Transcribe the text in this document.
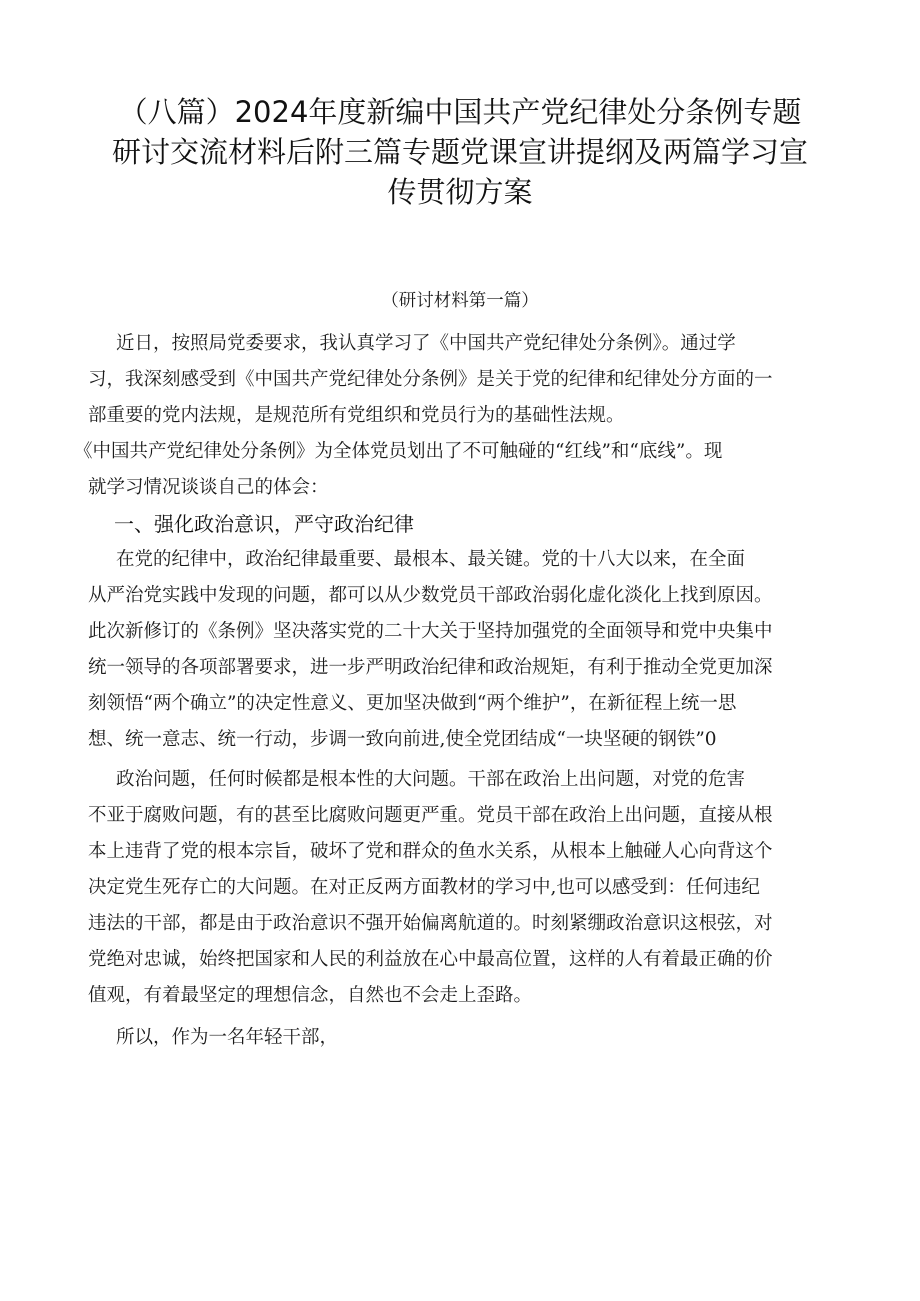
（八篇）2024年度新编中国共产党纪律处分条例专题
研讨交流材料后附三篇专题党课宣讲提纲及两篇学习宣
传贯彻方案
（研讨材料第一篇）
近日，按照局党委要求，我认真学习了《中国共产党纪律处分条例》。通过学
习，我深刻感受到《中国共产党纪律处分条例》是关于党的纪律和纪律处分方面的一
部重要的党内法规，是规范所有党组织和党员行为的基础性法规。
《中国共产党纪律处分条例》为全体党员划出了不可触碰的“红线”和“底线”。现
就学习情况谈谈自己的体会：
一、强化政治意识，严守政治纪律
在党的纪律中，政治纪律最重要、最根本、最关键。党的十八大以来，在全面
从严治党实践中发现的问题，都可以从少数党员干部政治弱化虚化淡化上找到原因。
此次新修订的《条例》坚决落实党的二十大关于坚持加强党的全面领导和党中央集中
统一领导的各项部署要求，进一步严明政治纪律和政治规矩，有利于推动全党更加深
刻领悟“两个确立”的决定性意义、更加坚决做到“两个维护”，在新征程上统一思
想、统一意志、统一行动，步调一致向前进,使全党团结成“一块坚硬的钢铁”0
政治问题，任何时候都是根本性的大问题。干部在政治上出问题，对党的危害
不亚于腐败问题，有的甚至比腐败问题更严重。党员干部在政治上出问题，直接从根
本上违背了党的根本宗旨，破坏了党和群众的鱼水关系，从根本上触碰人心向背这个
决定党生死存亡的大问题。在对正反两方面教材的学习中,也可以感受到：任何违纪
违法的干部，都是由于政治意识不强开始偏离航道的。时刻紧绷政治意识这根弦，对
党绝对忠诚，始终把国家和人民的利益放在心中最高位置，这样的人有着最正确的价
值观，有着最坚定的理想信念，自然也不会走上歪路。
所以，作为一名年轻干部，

==================================================

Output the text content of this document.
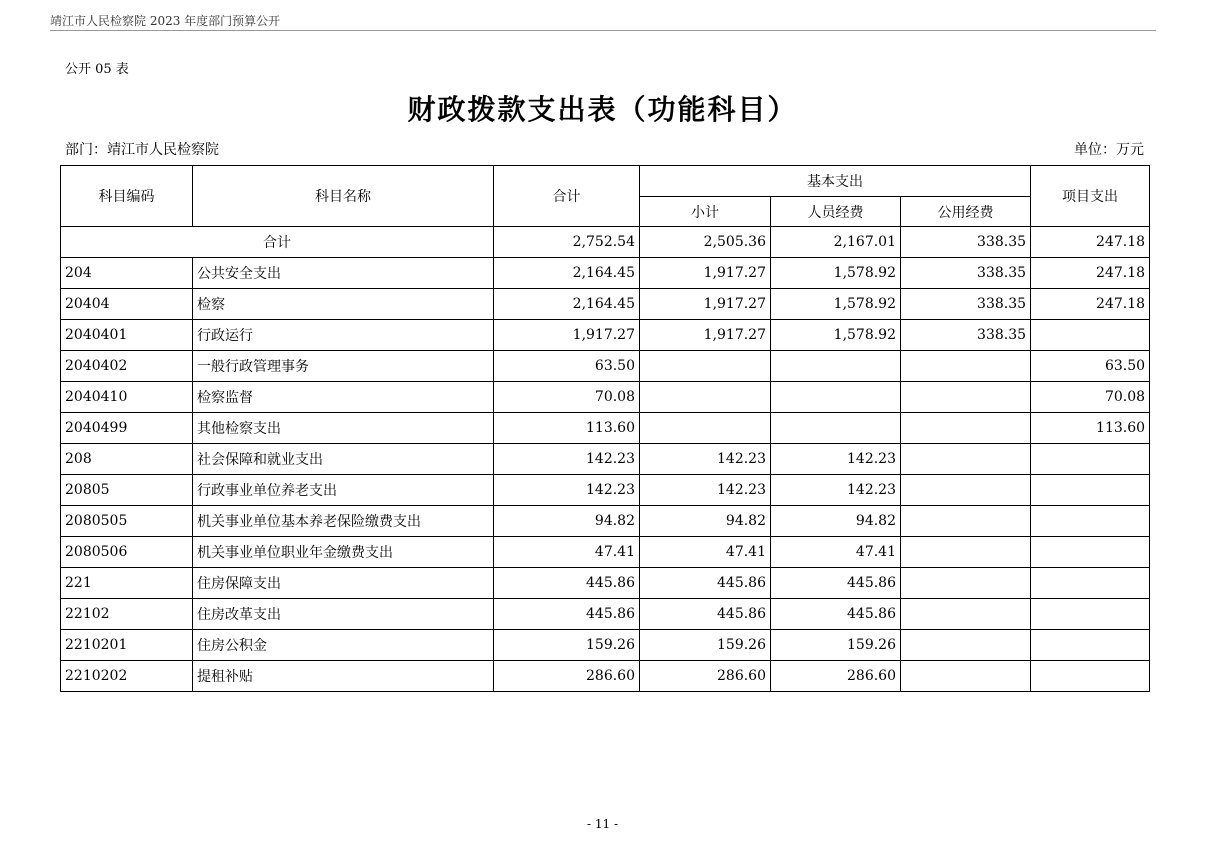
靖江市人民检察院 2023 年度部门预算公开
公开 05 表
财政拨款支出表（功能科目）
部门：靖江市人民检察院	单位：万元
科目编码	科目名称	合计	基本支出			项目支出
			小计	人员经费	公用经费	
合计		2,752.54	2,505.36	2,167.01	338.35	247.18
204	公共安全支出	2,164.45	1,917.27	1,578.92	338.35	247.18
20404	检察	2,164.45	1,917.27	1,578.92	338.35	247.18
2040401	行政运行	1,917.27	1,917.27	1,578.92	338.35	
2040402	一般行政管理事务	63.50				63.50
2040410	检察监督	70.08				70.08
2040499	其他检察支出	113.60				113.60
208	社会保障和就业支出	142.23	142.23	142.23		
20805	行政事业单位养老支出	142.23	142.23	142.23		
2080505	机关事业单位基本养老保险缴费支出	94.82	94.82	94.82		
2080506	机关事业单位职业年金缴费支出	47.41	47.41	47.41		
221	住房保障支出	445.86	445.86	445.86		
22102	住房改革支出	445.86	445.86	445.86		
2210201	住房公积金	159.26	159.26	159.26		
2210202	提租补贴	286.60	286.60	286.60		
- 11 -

==================================================

Instruction: Copy every line that contains the string "document".

Expected answer:
Transcribe the text in this document.
Output the text content of this document.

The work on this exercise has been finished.